**PROBLEM STATEMENT**:
Repeat every line of the material, character for character.

-- BEGIN --

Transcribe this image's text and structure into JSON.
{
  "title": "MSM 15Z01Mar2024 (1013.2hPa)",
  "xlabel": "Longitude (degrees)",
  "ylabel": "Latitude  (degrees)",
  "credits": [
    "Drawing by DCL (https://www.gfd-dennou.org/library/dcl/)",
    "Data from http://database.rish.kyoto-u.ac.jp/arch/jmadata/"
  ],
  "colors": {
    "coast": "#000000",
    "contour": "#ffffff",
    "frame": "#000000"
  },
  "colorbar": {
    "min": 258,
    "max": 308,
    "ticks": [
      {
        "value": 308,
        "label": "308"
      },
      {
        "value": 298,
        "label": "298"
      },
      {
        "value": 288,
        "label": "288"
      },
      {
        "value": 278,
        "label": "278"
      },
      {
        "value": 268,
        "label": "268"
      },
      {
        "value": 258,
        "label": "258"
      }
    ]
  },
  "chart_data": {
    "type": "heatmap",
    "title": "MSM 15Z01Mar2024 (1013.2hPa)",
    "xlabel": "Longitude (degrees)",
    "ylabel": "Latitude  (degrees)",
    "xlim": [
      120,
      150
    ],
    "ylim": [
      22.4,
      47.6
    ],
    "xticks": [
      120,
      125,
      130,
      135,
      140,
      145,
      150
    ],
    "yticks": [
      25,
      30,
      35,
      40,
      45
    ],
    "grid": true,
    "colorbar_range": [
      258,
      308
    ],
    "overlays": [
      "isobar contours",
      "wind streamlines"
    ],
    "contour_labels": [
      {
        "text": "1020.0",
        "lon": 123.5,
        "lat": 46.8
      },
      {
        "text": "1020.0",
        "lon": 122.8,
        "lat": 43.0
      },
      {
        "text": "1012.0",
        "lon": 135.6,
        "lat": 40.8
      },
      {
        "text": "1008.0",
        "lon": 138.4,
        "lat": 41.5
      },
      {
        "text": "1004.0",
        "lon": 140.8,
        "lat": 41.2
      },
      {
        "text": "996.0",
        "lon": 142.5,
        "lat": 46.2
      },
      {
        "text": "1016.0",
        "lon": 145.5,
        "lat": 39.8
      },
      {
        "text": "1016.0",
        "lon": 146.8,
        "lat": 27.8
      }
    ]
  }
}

-- END --

**RESULT OF THIS EXERCISE**:
Transcribe this image's text and structure into JSON.
{
  "title": "MSM 15Z01Mar2024 (1013.2hPa)",
  "xlabel": "Longitude (degrees)",
  "ylabel": "Latitude  (degrees)",
  "credits": [
    "Drawing by DCL (https://www.gfd-dennou.org/library/dcl/)",
    "Data from http://database.rish.kyoto-u.ac.jp/arch/jmadata/"
  ],
  "colors": {
    "coast": "#000000",
    "contour": "#ffffff",
    "frame": "#000000"
  },
  "colorbar": {
    "min": 258,
    "max": 308,
    "ticks": [
      {
        "value": 308,
        "label": "308"
      },
      {
        "value": 298,
        "label": "298"
      },
      {
        "value": 288,
        "label": "288"
      },
      {
        "value": 278,
        "label": "278"
      },
      {
        "value": 268,
        "label": "268"
      },
      {
        "value": 258,
        "label": "258"
      }
    ]
  },
  "chart_data": {
    "type": "heatmap",
    "title": "MSM 15Z01Mar2024 (1013.2hPa)",
    "xlabel": "Longitude (degrees)",
    "ylabel": "Latitude  (degrees)",
    "xlim": [
      120,
      150
    ],
    "ylim": [
      22.4,
      47.6
    ],
    "xticks": [
      120,
      125,
      130,
      135,
      140,
      145,
      150
    ],
    "yticks": [
      25,
      30,
      35,
      40,
      45
    ],
    "grid": true,
    "colorbar_range": [
      258,
      308
    ],
    "overlays": [
      "isobar contours",
      "wind streamlines"
    ],
    "contour_labels": [
      {
        "text": "1020.0",
        "lon": 123.5,
        "lat": 46.8
      },
      {
        "text": "1020.0",
        "lon": 122.8,
        "lat": 43.0
      },
      {
        "text": "1012.0",
        "lon": 135.6,
        "lat": 40.8
      },
      {
        "text": "1008.0",
        "lon": 138.4,
        "lat": 41.5
      },
      {
        "text": "1004.0",
        "lon": 140.8,
        "lat": 41.2
      },
      {
        "text": "996.0",
        "lon": 142.5,
        "lat": 46.2
      },
      {
        "text": "1016.0",
        "lon": 145.5,
        "lat": 39.8
      },
      {
        "text": "1016.0",
        "lon": 146.8,
        "lat": 27.8
      }
    ]
  }
}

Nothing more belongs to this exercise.